» **Task directions**:
Tell how many lines in the data below include the word "this". The answer is the number only.

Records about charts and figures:
━━━━━━━━━━

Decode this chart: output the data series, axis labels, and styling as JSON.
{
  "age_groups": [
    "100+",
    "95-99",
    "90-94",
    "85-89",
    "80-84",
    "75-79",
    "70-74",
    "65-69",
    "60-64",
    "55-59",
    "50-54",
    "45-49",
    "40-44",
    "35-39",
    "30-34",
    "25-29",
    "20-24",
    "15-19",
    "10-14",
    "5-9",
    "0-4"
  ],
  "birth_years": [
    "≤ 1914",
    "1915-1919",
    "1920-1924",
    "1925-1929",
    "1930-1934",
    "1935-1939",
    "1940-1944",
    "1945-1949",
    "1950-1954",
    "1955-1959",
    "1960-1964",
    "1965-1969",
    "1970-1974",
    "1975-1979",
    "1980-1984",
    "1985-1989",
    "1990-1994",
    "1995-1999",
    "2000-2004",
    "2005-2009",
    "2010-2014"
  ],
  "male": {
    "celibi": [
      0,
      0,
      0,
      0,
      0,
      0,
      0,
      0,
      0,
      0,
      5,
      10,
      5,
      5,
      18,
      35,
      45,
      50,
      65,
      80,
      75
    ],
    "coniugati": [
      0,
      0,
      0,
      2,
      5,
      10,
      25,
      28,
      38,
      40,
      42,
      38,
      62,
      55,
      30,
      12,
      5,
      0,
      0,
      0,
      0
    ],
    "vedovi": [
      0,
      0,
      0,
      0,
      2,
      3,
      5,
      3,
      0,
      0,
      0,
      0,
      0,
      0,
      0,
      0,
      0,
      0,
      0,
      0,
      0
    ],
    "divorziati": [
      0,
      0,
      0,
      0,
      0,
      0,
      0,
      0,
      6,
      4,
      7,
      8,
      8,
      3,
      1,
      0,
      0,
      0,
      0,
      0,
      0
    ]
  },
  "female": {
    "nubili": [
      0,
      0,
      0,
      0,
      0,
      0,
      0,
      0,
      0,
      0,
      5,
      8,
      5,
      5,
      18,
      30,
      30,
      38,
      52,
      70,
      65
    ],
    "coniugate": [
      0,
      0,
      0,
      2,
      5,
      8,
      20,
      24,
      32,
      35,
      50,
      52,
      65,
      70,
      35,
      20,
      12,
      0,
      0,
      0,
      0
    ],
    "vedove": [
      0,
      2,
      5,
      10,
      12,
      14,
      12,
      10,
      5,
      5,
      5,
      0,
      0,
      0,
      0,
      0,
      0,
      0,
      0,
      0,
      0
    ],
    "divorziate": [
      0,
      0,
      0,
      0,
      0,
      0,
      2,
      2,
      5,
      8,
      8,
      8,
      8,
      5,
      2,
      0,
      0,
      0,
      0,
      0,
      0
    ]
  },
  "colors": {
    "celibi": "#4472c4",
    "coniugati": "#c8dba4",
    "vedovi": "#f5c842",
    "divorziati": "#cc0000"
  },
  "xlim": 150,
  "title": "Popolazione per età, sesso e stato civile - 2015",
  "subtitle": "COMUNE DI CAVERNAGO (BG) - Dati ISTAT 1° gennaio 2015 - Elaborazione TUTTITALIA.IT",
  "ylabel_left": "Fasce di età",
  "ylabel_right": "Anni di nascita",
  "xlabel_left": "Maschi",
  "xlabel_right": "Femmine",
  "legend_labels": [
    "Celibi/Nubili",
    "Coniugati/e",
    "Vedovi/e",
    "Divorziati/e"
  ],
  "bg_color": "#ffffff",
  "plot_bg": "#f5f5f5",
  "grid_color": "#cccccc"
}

━━━━━━━━━━

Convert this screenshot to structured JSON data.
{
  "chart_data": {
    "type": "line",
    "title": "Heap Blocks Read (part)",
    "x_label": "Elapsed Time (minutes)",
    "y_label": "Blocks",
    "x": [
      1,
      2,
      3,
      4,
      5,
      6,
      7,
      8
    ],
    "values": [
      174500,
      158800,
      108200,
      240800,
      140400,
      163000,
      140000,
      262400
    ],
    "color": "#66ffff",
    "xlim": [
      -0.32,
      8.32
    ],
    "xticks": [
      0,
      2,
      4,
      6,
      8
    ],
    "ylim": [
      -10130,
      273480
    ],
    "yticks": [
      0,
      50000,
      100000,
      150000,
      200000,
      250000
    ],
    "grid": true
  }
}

━━━━━━━━━━

» **Answer to the problem**:
2